◆ TASK GOAL ◆
Transcribe the listing exactly, leaving out every picture.

◆ Source data ◆
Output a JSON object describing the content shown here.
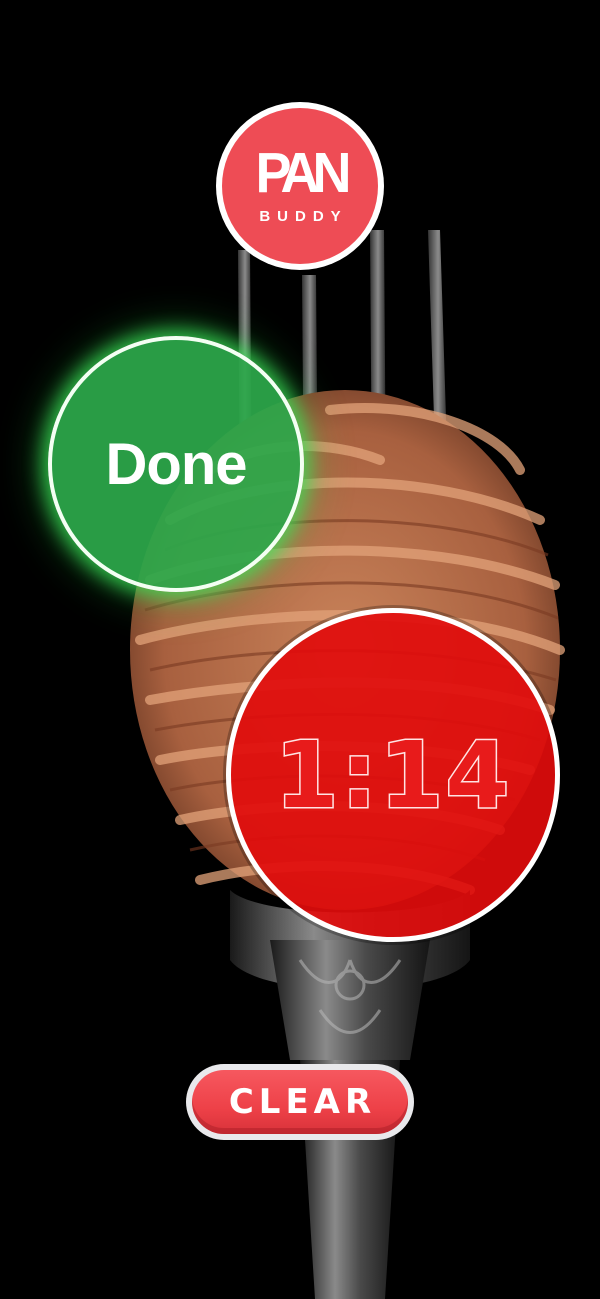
{
  "app": {
    "logo_word": "PAN",
    "logo_sub": "BUDDY"
  },
  "done_button": {
    "label": "Done"
  },
  "timer": {
    "value": "1:14"
  },
  "clear_button": {
    "label": "CLEAR"
  },
  "colors": {
    "background": "#000000",
    "brand": "#ee4c55",
    "done_green": "#2ca84a",
    "timer_red": "#e10c0c"
  }
}
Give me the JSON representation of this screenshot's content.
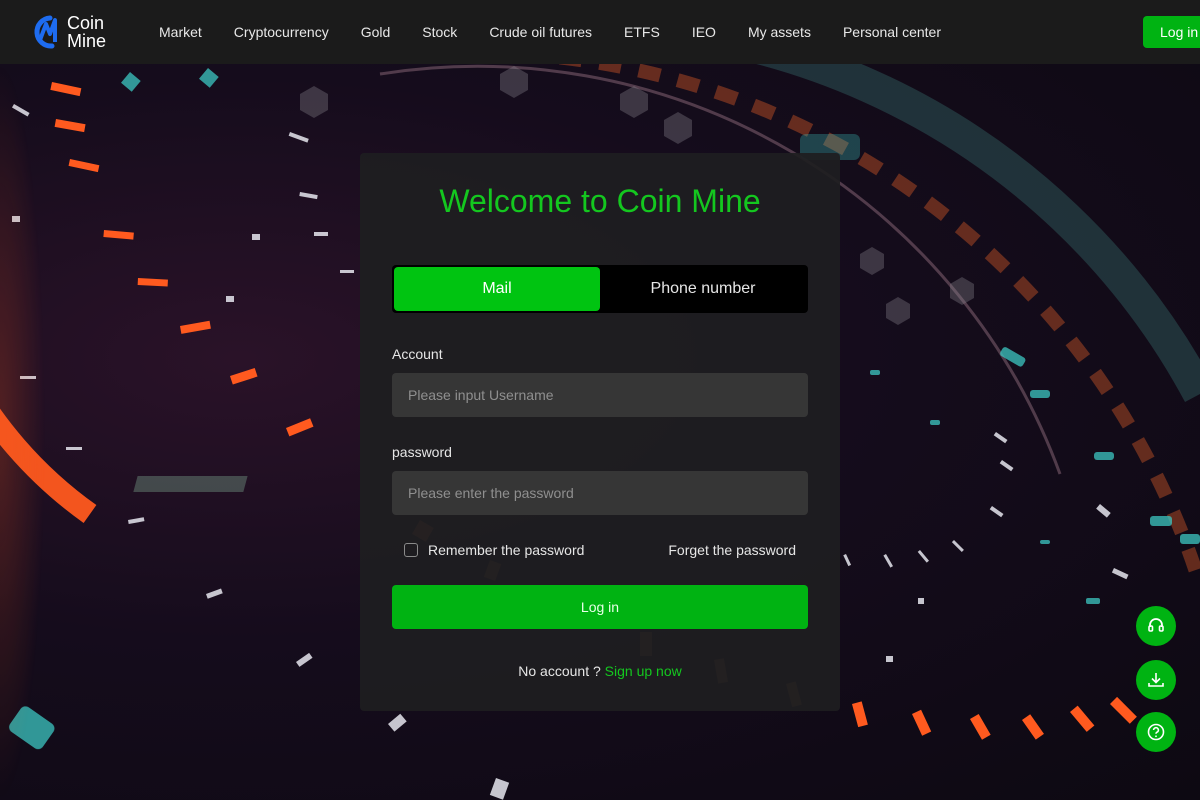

◆ FULL ANSWER ◆
Output a JSON object describing the content shown here.
{
  "app": {
    "logo_word": "PAN",
    "logo_sub": "BUDDY"
  },
  "done_button": {
    "label": "Done"
  },
  "timer": {
    "value": "1:14"
  },
  "clear_button": {
    "label": "CLEAR"
  },
  "colors": {
    "background": "#000000",
    "brand": "#ee4c55",
    "done_green": "#2ca84a",
    "timer_red": "#e10c0c"
  }
}
Give me the JSON representation of this screenshot's content.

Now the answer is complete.